MATERIALS PROVIDED start
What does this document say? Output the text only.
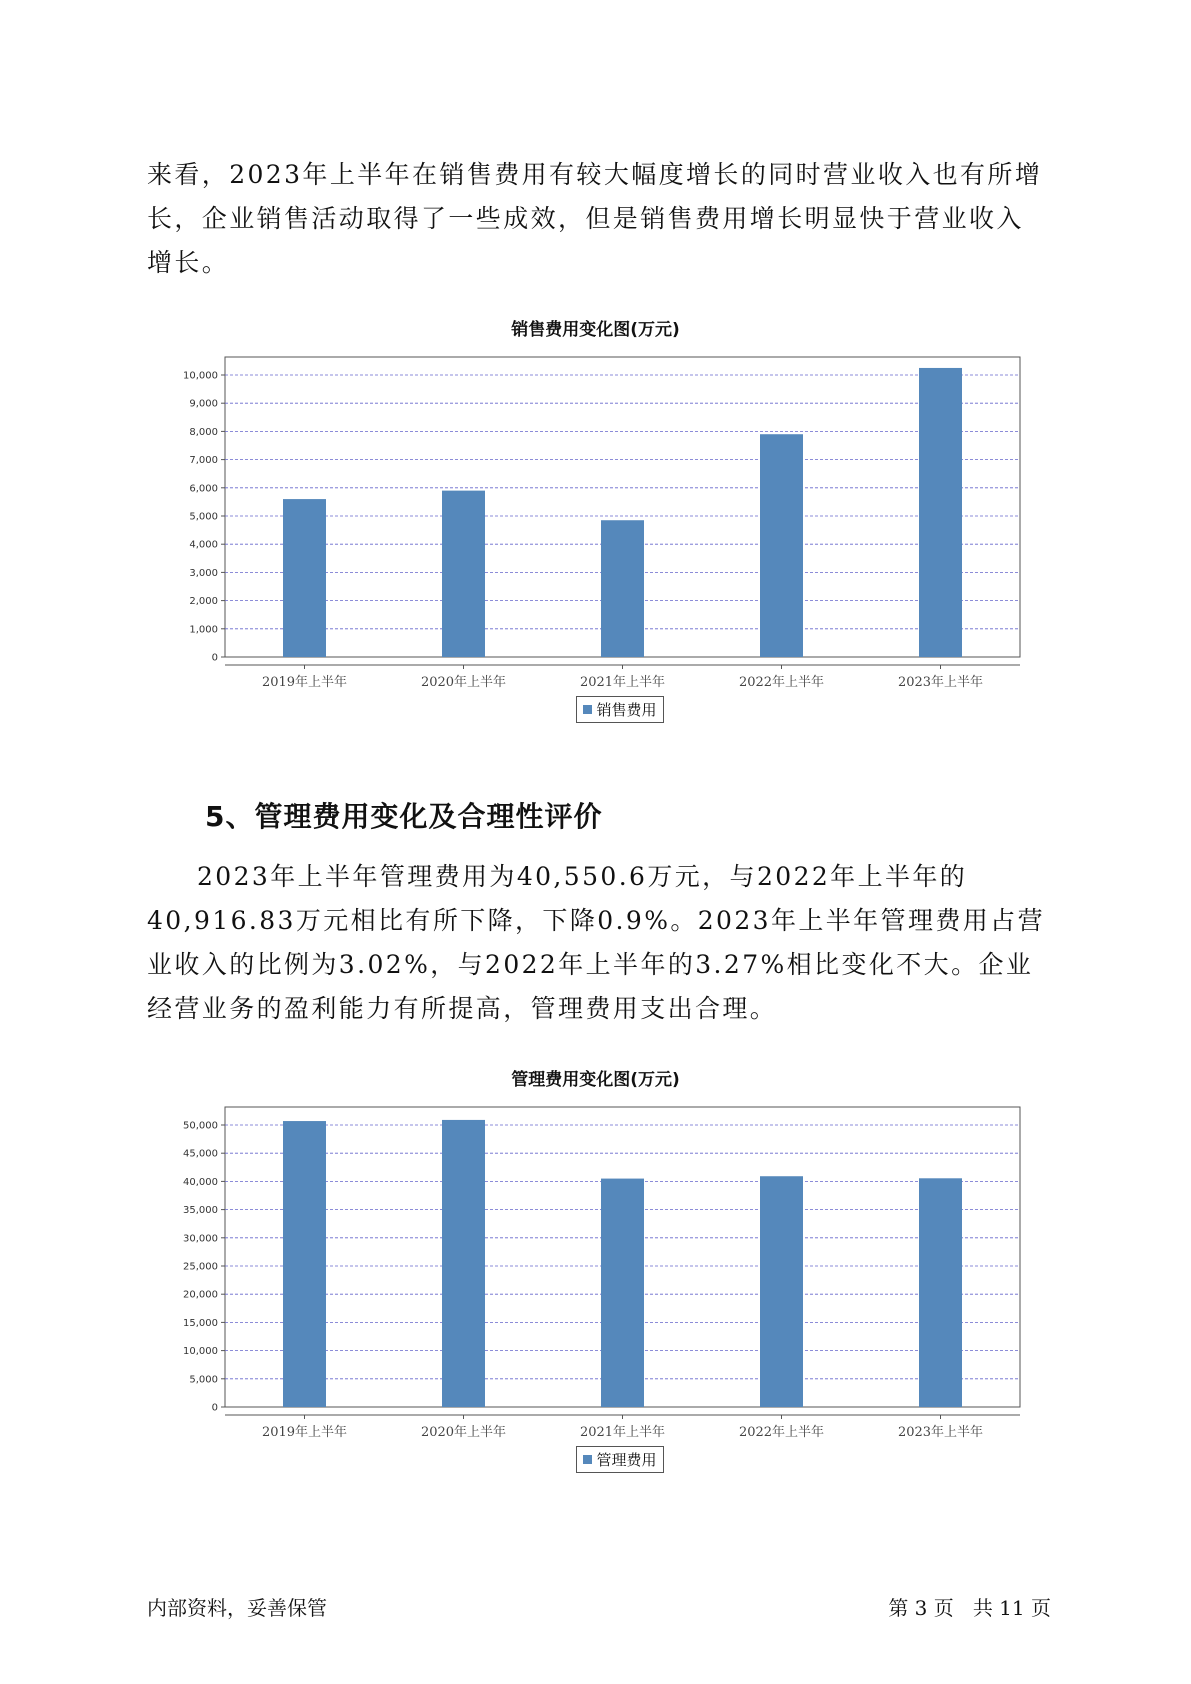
来看，2023年上半年在销售费用有较大幅度增长的同时营业收入也有所增长，企业销售活动取得了一些成效，但是销售费用增长明显快于营业收入增长。

销售费用变化图(万元)

0
1,000
2,000
3,000
4,000
5,000
6,000
7,000
8,000
9,000
10,000
2019年上半年	2020年上半年	2021年上半年	2022年上半年	2023年上半年
销售费用

5、管理费用变化及合理性评价

2023年上半年管理费用为40,550.6万元，与2022年上半年的40,916.83万元相比有所下降，下降0.9%。2023年上半年管理费用占营业收入的比例为3.02%，与2022年上半年的3.27%相比变化不大。企业经营业务的盈利能力有所提高，管理费用支出合理。

管理费用变化图(万元)

0
5,000
10,000
15,000
20,000
25,000
30,000
35,000
40,000
45,000
50,000
2019年上半年	2020年上半年	2021年上半年	2022年上半年	2023年上半年
管理费用

内部资料，妥善保管	第 3 页   共 11 页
MATERIALS PROVIDED end
-- EXERCISE --
Give back every line exactly as it stands, pictures excluded.

-- CORRECT RESPONSE --
What does this document say? Output the text only.
来看，2023年上半年在销售费用有较大幅度增长的同时营业收入也有所增长，企业销售活动取得了一些成效，但是销售费用增长明显快于营业收入增长。

销售费用变化图(万元)

0
1,000
2,000
3,000
4,000
5,000
6,000
7,000
8,000
9,000
10,000
2019年上半年	2020年上半年	2021年上半年	2022年上半年	2023年上半年
销售费用

5、管理费用变化及合理性评价

2023年上半年管理费用为40,550.6万元，与2022年上半年的40,916.83万元相比有所下降，下降0.9%。2023年上半年管理费用占营业收入的比例为3.02%，与2022年上半年的3.27%相比变化不大。企业经营业务的盈利能力有所提高，管理费用支出合理。

管理费用变化图(万元)

0
5,000
10,000
15,000
20,000
25,000
30,000
35,000
40,000
45,000
50,000
2019年上半年	2020年上半年	2021年上半年	2022年上半年	2023年上半年
管理费用

内部资料，妥善保管	第 3 页   共 11 页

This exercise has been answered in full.